Written exercise: Check each line of the listing, and copy it if it contains the word "which".

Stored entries
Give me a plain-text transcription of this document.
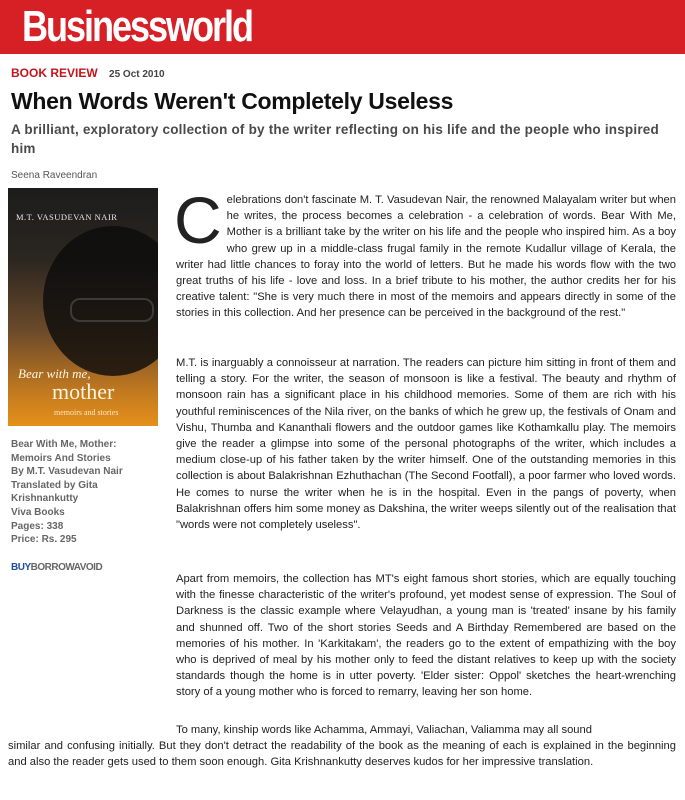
Businessworld
BOOK REVIEW 25 Oct 2010
When Words Weren't Completely Useless

A brilliant, exploratory collection of by the writer reflecting on his life and the people who inspired him

Seena Raveendran
M.T. VASUDEVAN NAIR
Bear with me,
mother
memoirs and stories
Bear With Me, Mother:
Memoirs And Stories
By M.T. Vasudevan Nair
Translated by Gita
Krishnankutty
Viva Books
Pages: 338
Price: Rs. 295
BUYBORROWAVOID

Celebrations don't fascinate M. T. Vasudevan Nair, the renowned Malayalam writer but when he writes, the process becomes a celebration - a celebration of words. Bear With Me, Mother is a brilliant take by the writer on his life and the people who inspired him. As a boy who grew up in a middle-class frugal family in the remote Kudallur village of Kerala, the writer had little chances to foray into the world of letters. But he made his words flow with the two great truths of his life - love and loss. In a brief tribute to his mother, the author credits her for his creative talent: "She is very much there in most of the memoirs and appears directly in some of the stories in this collection. And her presence can be perceived in the background of the rest."

M.T. is inarguably a connoisseur at narration. The readers can picture him sitting in front of them and telling a story. For the writer, the season of monsoon is like a festival. The beauty and rhythm of monsoon rain has a significant place in his childhood memories. Some of them are rich with his youthful reminiscences of the Nila river, on the banks of which he grew up, the festivals of Onam and Vishu, Thumba and Kananthali flowers and the outdoor games like Kothamkallu play. The memoirs give the reader a glimpse into some of the personal photographs of the writer, which includes a medium close-up of his father taken by the writer himself. One of the outstanding memories in this collection is about Balakrishnan Ezhuthachan (The Second Footfall), a poor farmer who loved words. He comes to nurse the writer when he is in the hospital. Even in the pangs of poverty, when Balakrishnan offers him some money as Dakshina, the writer weeps silently out of the realisation that "words were not completely useless".

Apart from memoirs, the collection has MT's eight famous short stories, which are equally touching with the finesse characteristic of the writer's profound, yet modest sense of expression. The Soul of Darkness is the classic example where Velayudhan, a young man is 'treated' insane by his family and shunned off. Two of the short stories Seeds and A Birthday Remembered are based on the memories of his mother. In 'Karkitakam', the readers go to the extent of empathizing with the boy who is deprived of meal by his mother only to feed the distant relatives to keep up with the society standards though the home is in utter poverty. 'Elder sister: Oppol' sketches the heart-wrenching story of a young mother who is forced to remarry, leaving her son home.

To many, kinship words like Achamma, Ammayi, Valiachan, Valiamma may all sound

similar and confusing initially. But they don't detract the readability of the book as the meaning of each is explained in the beginning and also the reader gets used to them soon enough. Gita Krishnankutty deserves kudos for her impressive translation.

The response:
M.T. is inarguably a connoisseur at narration. The readers can picture him sitting in front of them and telling a story. For the writer, the season of monsoon is like a festival. The beauty and rhythm of monsoon rain has a significant place in his childhood memories. Some of them are rich with his youthful reminiscences of the Nila river, on the banks of which he grew up, the festivals of Onam and Vishu, Thumba and Kananthali flowers and the outdoor games like Kothamkallu play. The memoirs give the reader a glimpse into some of the personal photographs of the writer, which includes a medium close-up of his father taken by the writer himself. One of the outstanding memories in this collection is about Balakrishnan Ezhuthachan (The Second Footfall), a poor farmer who loved words. He comes to nurse the writer when he is in the hospital. Even in the pangs of poverty, when Balakrishnan offers him some money as Dakshina, the writer weeps silently out of the realisation that "words were not completely useless".
Apart from memoirs, the collection has MT's eight famous short stories, which are equally touching with the finesse characteristic of the writer's profound, yet modest sense of expression. The Soul of Darkness is the classic example where Velayudhan, a young man is 'treated' insane by his family and shunned off. Two of the short stories Seeds and A Birthday Remembered are based on the memories of his mother. In 'Karkitakam', the readers go to the extent of empathizing with the boy who is deprived of meal by his mother only to feed the distant relatives to keep up with the society standards though the home is in utter poverty. 'Elder sister: Oppol' sketches the heart-wrenching story of a young mother who is forced to remarry, leaving her son home.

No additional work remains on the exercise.